(Spatial layout entries)
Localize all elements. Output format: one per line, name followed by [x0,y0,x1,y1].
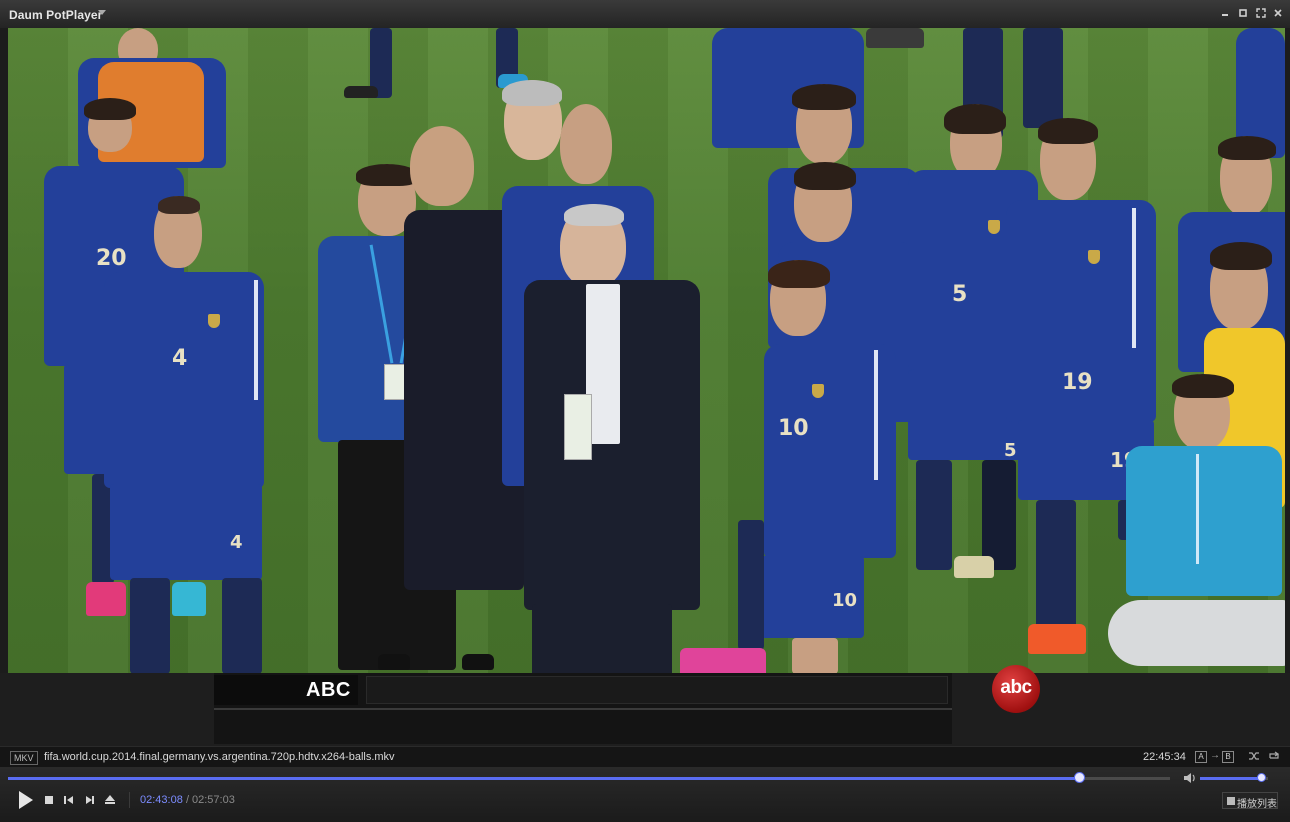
menu-dropdown-icon[interactable] [98,10,106,15]
jersey-number: 5 [952,282,968,307]
shuffle-icon[interactable] [1248,749,1260,763]
play-icon[interactable] [17,790,35,810]
playlist-button[interactable]: 播放列表 [1222,792,1278,810]
time-separator: / [186,794,190,806]
camera-lens [1108,600,1285,666]
app-title[interactable]: Daum PotPlayer [9,8,102,22]
current-time[interactable]: 02:43:08 [140,794,183,806]
stop-icon[interactable] [44,790,56,810]
loop-icon[interactable] [1268,749,1280,763]
jersey-number: 10 [832,590,858,611]
caption-divider [214,708,952,710]
maximize-button[interactable] [1237,7,1249,19]
jersey-number: 19 [1062,370,1093,395]
credential-badge [564,394,592,460]
control-divider [129,792,130,808]
ab-repeat-a-button[interactable]: A [1195,751,1207,763]
shoe [866,28,924,48]
jersey-number: 10 [778,416,809,441]
seek-progress [8,777,1079,780]
fullscreen-button[interactable] [1255,7,1267,19]
ab-repeat-b-button[interactable]: B [1222,751,1234,763]
volume-icon[interactable] [1183,772,1197,784]
channel-label: ABC [306,679,351,701]
volume-handle[interactable] [1257,773,1266,782]
file-name: fifa.world.cup.2014.final.germany.vs.arg… [44,751,395,763]
player-window: Daum PotPlayer 20 4 4 5 5 19 19 10 10 AB… [0,0,1290,822]
shoe [344,86,378,98]
volume-level [1200,777,1262,780]
seek-handle[interactable] [1074,772,1085,783]
jersey-number: 5 [1004,440,1017,461]
abc-logo: abc [992,665,1040,713]
eject-icon[interactable] [104,790,116,810]
seek-bar[interactable] [8,777,1170,780]
caption-field [366,676,948,704]
total-time[interactable]: 02:57:03 [192,794,235,806]
background-leg [1023,28,1063,128]
system-clock: 22:45:34 [1143,751,1186,763]
video-display[interactable]: 20 4 4 5 5 19 19 10 10 [8,28,1285,673]
jersey-number: 20 [96,246,127,271]
close-button[interactable] [1272,7,1284,19]
jersey-number: 4 [230,532,243,553]
container-format-badge: MKV [10,751,38,765]
minimize-button[interactable] [1219,7,1231,19]
ab-repeat-arrow-icon: → [1210,750,1220,761]
info-bar: MKV fifa.world.cup.2014.final.germany.vs… [0,746,1290,768]
previous-icon[interactable] [63,790,75,810]
next-icon[interactable] [84,790,96,810]
jersey-number: 4 [172,346,188,371]
playlist-icon [1227,797,1235,805]
title-bar[interactable]: Daum PotPlayer [0,0,1290,28]
playlist-label: 播放列表 [1237,799,1277,810]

*Written instruction*. Edit the records above so that every instance of "jersey-number" becomes "shirt-number", leaving everything else unchanged. Give all the records with the pictures left out.

*The solution*.
Localize all elements. Output format: one per line, name followed by [x0,y0,x1,y1].
menu-dropdown-icon[interactable] [98,10,106,15]
shirt-number: 5 [952,282,968,307]
shuffle-icon[interactable] [1248,749,1260,763]
play-icon[interactable] [17,790,35,810]
playlist-button[interactable]: 播放列表 [1222,792,1278,810]
time-separator: / [186,794,190,806]
camera-lens [1108,600,1285,666]
app-title[interactable]: Daum PotPlayer [9,8,102,22]
current-time[interactable]: 02:43:08 [140,794,183,806]
stop-icon[interactable] [44,790,56,810]
loop-icon[interactable] [1268,749,1280,763]
shirt-number: 10 [832,590,858,611]
caption-divider [214,708,952,710]
maximize-button[interactable] [1237,7,1249,19]
shirt-number: 19 [1062,370,1093,395]
credential-badge [564,394,592,460]
control-divider [129,792,130,808]
ab-repeat-a-button[interactable]: A [1195,751,1207,763]
shoe [866,28,924,48]
shirt-number: 10 [778,416,809,441]
seek-progress [8,777,1079,780]
fullscreen-button[interactable] [1255,7,1267,19]
ab-repeat-b-button[interactable]: B [1222,751,1234,763]
volume-icon[interactable] [1183,772,1197,784]
channel-label: ABC [306,679,351,701]
volume-handle[interactable] [1257,773,1266,782]
file-name: fifa.world.cup.2014.final.germany.vs.arg… [44,751,395,763]
player-window: Daum PotPlayer 20 4 4 5 5 19 19 10 10 AB… [0,0,1290,822]
shoe [344,86,378,98]
volume-level [1200,777,1262,780]
seek-handle[interactable] [1074,772,1085,783]
shirt-number: 5 [1004,440,1017,461]
abc-logo: abc [992,665,1040,713]
eject-icon[interactable] [104,790,116,810]
seek-bar[interactable] [8,777,1170,780]
caption-field [366,676,948,704]
total-time[interactable]: 02:57:03 [192,794,235,806]
background-leg [1023,28,1063,128]
system-clock: 22:45:34 [1143,751,1186,763]
video-display[interactable]: 20 4 4 5 5 19 19 10 10 [8,28,1285,673]
shirt-number: 20 [96,246,127,271]
close-button[interactable] [1272,7,1284,19]
shirt-number: 4 [230,532,243,553]
container-format-badge: MKV [10,751,38,765]
minimize-button[interactable] [1219,7,1231,19]
ab-repeat-arrow-icon: → [1210,750,1220,761]
info-bar: MKV fifa.world.cup.2014.final.germany.vs… [0,746,1290,768]
previous-icon[interactable] [63,790,75,810]
next-icon[interactable] [84,790,96,810]
shirt-number: 4 [172,346,188,371]
playlist-icon [1227,797,1235,805]
title-bar[interactable]: Daum PotPlayer [0,0,1290,28]
playlist-label: 播放列表 [1237,799,1277,810]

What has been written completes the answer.